■ **The exercise**
Set down each line of the data below exactly as it stands, dropping the pictures.

■ **Information supplied**
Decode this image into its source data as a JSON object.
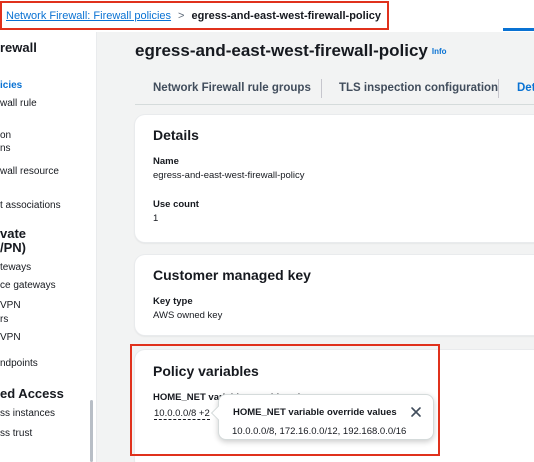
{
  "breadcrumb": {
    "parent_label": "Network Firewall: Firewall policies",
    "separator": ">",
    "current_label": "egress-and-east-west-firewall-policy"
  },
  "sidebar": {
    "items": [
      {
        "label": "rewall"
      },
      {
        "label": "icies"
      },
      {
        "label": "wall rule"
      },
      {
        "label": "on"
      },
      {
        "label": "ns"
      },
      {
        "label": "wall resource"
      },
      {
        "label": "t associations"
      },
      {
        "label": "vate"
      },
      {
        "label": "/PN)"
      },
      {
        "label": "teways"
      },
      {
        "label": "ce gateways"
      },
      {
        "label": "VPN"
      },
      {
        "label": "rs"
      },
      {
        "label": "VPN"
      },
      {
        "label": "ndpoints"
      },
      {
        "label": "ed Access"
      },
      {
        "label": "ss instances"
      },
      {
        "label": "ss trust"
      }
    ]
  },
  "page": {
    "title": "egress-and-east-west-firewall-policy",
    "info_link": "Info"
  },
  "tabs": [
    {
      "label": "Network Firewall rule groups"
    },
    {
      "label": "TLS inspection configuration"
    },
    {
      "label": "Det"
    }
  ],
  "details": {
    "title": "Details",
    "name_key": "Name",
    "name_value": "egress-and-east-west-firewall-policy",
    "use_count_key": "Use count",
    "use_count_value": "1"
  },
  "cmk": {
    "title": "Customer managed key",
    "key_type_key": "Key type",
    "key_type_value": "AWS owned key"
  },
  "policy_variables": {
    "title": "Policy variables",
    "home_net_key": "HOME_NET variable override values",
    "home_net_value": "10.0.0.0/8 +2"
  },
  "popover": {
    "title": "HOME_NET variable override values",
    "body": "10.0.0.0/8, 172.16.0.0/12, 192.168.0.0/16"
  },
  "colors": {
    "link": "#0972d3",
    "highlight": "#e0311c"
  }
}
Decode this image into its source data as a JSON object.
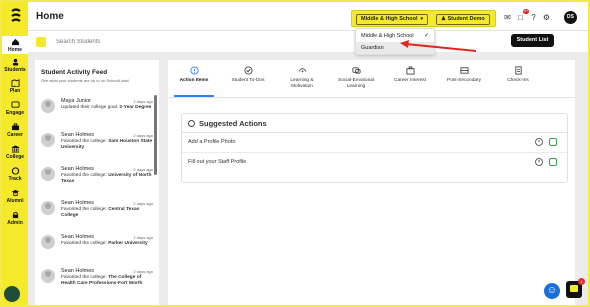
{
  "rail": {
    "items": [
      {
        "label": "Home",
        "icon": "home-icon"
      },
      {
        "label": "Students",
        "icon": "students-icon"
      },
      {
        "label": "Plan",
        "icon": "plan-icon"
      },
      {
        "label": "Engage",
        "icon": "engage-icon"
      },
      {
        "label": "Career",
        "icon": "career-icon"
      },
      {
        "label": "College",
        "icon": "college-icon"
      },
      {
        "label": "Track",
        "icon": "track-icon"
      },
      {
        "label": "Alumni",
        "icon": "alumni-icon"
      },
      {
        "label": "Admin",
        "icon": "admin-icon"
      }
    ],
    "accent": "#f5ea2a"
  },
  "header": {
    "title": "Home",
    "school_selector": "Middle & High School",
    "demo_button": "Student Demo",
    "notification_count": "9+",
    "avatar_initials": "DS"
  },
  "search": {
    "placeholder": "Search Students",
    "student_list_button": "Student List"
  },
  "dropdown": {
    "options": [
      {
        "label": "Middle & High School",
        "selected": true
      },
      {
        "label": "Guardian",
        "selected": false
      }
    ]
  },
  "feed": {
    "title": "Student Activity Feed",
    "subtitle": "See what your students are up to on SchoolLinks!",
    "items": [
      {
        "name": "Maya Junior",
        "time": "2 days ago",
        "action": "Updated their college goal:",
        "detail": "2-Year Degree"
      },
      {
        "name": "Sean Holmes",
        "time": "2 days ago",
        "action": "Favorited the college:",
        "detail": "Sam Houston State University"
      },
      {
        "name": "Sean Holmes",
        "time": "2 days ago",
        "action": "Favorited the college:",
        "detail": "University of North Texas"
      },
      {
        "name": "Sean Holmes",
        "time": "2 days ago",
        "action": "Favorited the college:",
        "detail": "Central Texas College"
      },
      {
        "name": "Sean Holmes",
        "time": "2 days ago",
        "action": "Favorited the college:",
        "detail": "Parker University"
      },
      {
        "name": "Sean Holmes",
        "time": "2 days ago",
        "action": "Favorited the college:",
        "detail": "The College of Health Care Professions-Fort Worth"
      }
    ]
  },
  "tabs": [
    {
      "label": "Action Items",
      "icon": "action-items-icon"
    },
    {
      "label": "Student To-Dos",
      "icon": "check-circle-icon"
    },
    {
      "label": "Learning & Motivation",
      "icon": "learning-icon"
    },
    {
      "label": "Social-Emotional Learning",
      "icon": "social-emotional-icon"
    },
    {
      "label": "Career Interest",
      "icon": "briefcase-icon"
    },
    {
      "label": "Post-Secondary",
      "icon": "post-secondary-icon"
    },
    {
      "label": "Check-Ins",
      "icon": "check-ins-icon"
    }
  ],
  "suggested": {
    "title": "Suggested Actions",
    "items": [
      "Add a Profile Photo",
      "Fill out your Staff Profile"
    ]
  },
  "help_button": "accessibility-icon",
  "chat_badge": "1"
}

■ **Result below**
Decode this image into its source data as a JSON object.
{
  "breadcrumb": {
    "parent_label": "Network Firewall: Firewall policies",
    "separator": ">",
    "current_label": "egress-and-east-west-firewall-policy"
  },
  "sidebar": {
    "items": [
      {
        "label": "rewall"
      },
      {
        "label": "icies"
      },
      {
        "label": "wall rule"
      },
      {
        "label": "on"
      },
      {
        "label": "ns"
      },
      {
        "label": "wall resource"
      },
      {
        "label": "t associations"
      },
      {
        "label": "vate"
      },
      {
        "label": "/PN)"
      },
      {
        "label": "teways"
      },
      {
        "label": "ce gateways"
      },
      {
        "label": "VPN"
      },
      {
        "label": "rs"
      },
      {
        "label": "VPN"
      },
      {
        "label": "ndpoints"
      },
      {
        "label": "ed Access"
      },
      {
        "label": "ss instances"
      },
      {
        "label": "ss trust"
      }
    ]
  },
  "page": {
    "title": "egress-and-east-west-firewall-policy",
    "info_link": "Info"
  },
  "tabs": [
    {
      "label": "Network Firewall rule groups"
    },
    {
      "label": "TLS inspection configuration"
    },
    {
      "label": "Det"
    }
  ],
  "details": {
    "title": "Details",
    "name_key": "Name",
    "name_value": "egress-and-east-west-firewall-policy",
    "use_count_key": "Use count",
    "use_count_value": "1"
  },
  "cmk": {
    "title": "Customer managed key",
    "key_type_key": "Key type",
    "key_type_value": "AWS owned key"
  },
  "policy_variables": {
    "title": "Policy variables",
    "home_net_key": "HOME_NET variable override values",
    "home_net_value": "10.0.0.0/8 +2"
  },
  "popover": {
    "title": "HOME_NET variable override values",
    "body": "10.0.0.0/8, 172.16.0.0/12, 192.168.0.0/16"
  },
  "colors": {
    "link": "#0972d3",
    "highlight": "#e0311c"
  }
}
Decode this image into its source data as a JSON object.
{
  "rail": {
    "items": [
      {
        "label": "Home",
        "icon": "home-icon"
      },
      {
        "label": "Students",
        "icon": "students-icon"
      },
      {
        "label": "Plan",
        "icon": "plan-icon"
      },
      {
        "label": "Engage",
        "icon": "engage-icon"
      },
      {
        "label": "Career",
        "icon": "career-icon"
      },
      {
        "label": "College",
        "icon": "college-icon"
      },
      {
        "label": "Track",
        "icon": "track-icon"
      },
      {
        "label": "Alumni",
        "icon": "alumni-icon"
      },
      {
        "label": "Admin",
        "icon": "admin-icon"
      }
    ],
    "accent": "#f5ea2a"
  },
  "header": {
    "title": "Home",
    "school_selector": "Middle & High School",
    "demo_button": "Student Demo",
    "notification_count": "9+",
    "avatar_initials": "DS"
  },
  "search": {
    "placeholder": "Search Students",
    "student_list_button": "Student List"
  },
  "dropdown": {
    "options": [
      {
        "label": "Middle & High School",
        "selected": true
      },
      {
        "label": "Guardian",
        "selected": false
      }
    ]
  },
  "feed": {
    "title": "Student Activity Feed",
    "subtitle": "See what your students are up to on SchoolLinks!",
    "items": [
      {
        "name": "Maya Junior",
        "time": "2 days ago",
        "action": "Updated their college goal:",
        "detail": "2-Year Degree"
      },
      {
        "name": "Sean Holmes",
        "time": "2 days ago",
        "action": "Favorited the college:",
        "detail": "Sam Houston State University"
      },
      {
        "name": "Sean Holmes",
        "time": "2 days ago",
        "action": "Favorited the college:",
        "detail": "University of North Texas"
      },
      {
        "name": "Sean Holmes",
        "time": "2 days ago",
        "action": "Favorited the college:",
        "detail": "Central Texas College"
      },
      {
        "name": "Sean Holmes",
        "time": "2 days ago",
        "action": "Favorited the college:",
        "detail": "Parker University"
      },
      {
        "name": "Sean Holmes",
        "time": "2 days ago",
        "action": "Favorited the college:",
        "detail": "The College of Health Care Professions-Fort Worth"
      }
    ]
  },
  "tabs": [
    {
      "label": "Action Items",
      "icon": "action-items-icon"
    },
    {
      "label": "Student To-Dos",
      "icon": "check-circle-icon"
    },
    {
      "label": "Learning & Motivation",
      "icon": "learning-icon"
    },
    {
      "label": "Social-Emotional Learning",
      "icon": "social-emotional-icon"
    },
    {
      "label": "Career Interest",
      "icon": "briefcase-icon"
    },
    {
      "label": "Post-Secondary",
      "icon": "post-secondary-icon"
    },
    {
      "label": "Check-Ins",
      "icon": "check-ins-icon"
    }
  ],
  "suggested": {
    "title": "Suggested Actions",
    "items": [
      "Add a Profile Photo",
      "Fill out your Staff Profile"
    ]
  },
  "help_button": "accessibility-icon",
  "chat_badge": "1"
}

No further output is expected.